• **REQUIRED ACTION 1**
In the passage about the Warrior Met miners, condense the paragraph beginning "And it’s no wonder" into a short bulleted list that keeps its main facts.
• **REQUIRED ACTION 2**
From the passage about the Warrior Met miners, return the text between "The workers at" and "patrol the grounds.", inclusive.
• **REQUIRED ACTION 3**
According to the passage about the Warrior Met miners, whom has the company called in to patrol the grounds?

• **PROVIDED PASSAGE**
And it’s no wonder: they perform some of the highest-risk jobs around. The Warrior Met mines are two of the deepest vertical shaft coal mines in North America. These miners work 2,000 feet below the ground day after day. The mines also produce a significant quantity of methane gas; this makes them valuable for profit-hungry natural gas speculators, but also more dangerous for the miners. In 2001, thirteen miners were killed in a huge gas explosion. A couple of the workers we spoke to remember the event and the coworkers they lost. They say the company was aware at that time that working conditions were deadly, but after the explosion, not much has changed.

These miners know that they do some of the most dangerous work in the country — and they also know they aren’t being fairly compensated for the risks they take six days a week, 8-12 hours a day. Full of emotion, an older worker speaks about the conditions in the mines and the role the union has played in keeping the miners safe. “We fought for our rights. Because the place we work in is a dangerous place. The union backs us … if it wasn’t for them, that would be a death house. It is a death house.”

The workers at Warrior Met tell us again and again that they aren’t asking for anything but what they deserve: they want a living wage, benefits, and an end to the company’s deathly and exploitative labor practices. But they also know that management doesn’t care about their jobs or their lives — if they don’t stand up for their rights now, the company will just continue with attack after attack until the workers have nothing left. That’s why this contract is so important and why the workers are carrying out this strike. And that’s why they have pledged to continue until their demands are met, even as management does everything it can to break the strike. The workers tell us that the company is getting ready to hire scabs, and has already called in private (and armed) security guards and even Alabama state troopers to patrol the grounds.

Even with the stories of life in the mines and a difficult struggle ahead, the workers are beginning this strike with high spirits and a remarkable sense of unity. Every single worker welcomed us and wanted to share their story. For many of them, this is their first strike, but they come from a long tradition of militant miners. “Everything … all this was all built on mining. This is not something that just popped up, this has been mining over generations. All of our fathers and grandfathers grew up, we grew up with mines, you know,” Miles tells us. Even though all the coal mined there is exported to other places, the community of Brookwood is sustained by the Warrior Met mines and the workers who spend their days and nights working there. The workers know that they have the solidarity of their community in this fight.

Recorded data
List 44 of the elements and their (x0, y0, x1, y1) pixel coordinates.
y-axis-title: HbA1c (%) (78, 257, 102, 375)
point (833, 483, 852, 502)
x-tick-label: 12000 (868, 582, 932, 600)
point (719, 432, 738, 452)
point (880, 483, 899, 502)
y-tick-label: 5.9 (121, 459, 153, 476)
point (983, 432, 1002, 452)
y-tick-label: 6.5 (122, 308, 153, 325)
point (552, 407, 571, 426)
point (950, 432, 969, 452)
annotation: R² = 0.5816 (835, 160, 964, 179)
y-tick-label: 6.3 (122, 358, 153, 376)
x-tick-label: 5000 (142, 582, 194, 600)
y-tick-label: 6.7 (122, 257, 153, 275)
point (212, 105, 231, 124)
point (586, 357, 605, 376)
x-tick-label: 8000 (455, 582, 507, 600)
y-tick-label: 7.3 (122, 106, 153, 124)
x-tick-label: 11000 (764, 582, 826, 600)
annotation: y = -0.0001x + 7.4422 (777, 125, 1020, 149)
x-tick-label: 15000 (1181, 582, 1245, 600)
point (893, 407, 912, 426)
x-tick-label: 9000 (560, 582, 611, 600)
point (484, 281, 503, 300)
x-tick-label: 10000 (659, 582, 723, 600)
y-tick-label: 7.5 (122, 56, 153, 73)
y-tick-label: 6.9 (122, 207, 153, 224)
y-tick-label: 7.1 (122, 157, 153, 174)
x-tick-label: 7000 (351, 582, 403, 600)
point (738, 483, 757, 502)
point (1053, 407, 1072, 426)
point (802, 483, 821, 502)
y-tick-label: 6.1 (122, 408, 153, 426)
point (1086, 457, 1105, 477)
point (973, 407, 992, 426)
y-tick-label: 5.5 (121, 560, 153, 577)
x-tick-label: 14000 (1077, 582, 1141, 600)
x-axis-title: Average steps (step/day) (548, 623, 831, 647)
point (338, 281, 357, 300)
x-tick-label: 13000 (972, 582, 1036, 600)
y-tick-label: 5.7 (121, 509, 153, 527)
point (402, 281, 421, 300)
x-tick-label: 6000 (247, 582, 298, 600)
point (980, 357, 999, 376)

• **TASK RESPONSE 1**
- The Warrior Met mines are two of North America's deepest vertical shaft coal mines, and the miners work 2,000 feet underground every day.
- The mines produce a lot of methane gas, which makes them valuable to natural gas speculators but more dangerous for the miners.
- A huge gas explosion killed thirteen miners in 2001.
- Workers say the company knew then that conditions were deadly, and little has changed since.

• **TASK RESPONSE 2**
The workers at Warrior Met tell us again and again that they aren’t asking for anything but what they deserve: they want a living wage, benefits, and an end to the company’s deathly and exploitative labor practices. But they also know that management doesn’t care about their jobs or their lives — if they don’t stand up for their rights now, the company will just continue with attack after attack until the workers have nothing left. That’s why this contract is so important and why the workers are carrying out this strike. And that’s why they have pledged to continue until their demands are met, even as management does everything it can to break the strike. The workers tell us that the company is getting ready to hire scabs, and has already called in private (and armed) security guards and even Alabama state troopers to patrol the grounds.

• **TASK RESPONSE 3**
Private, armed security guards and Alabama state troopers.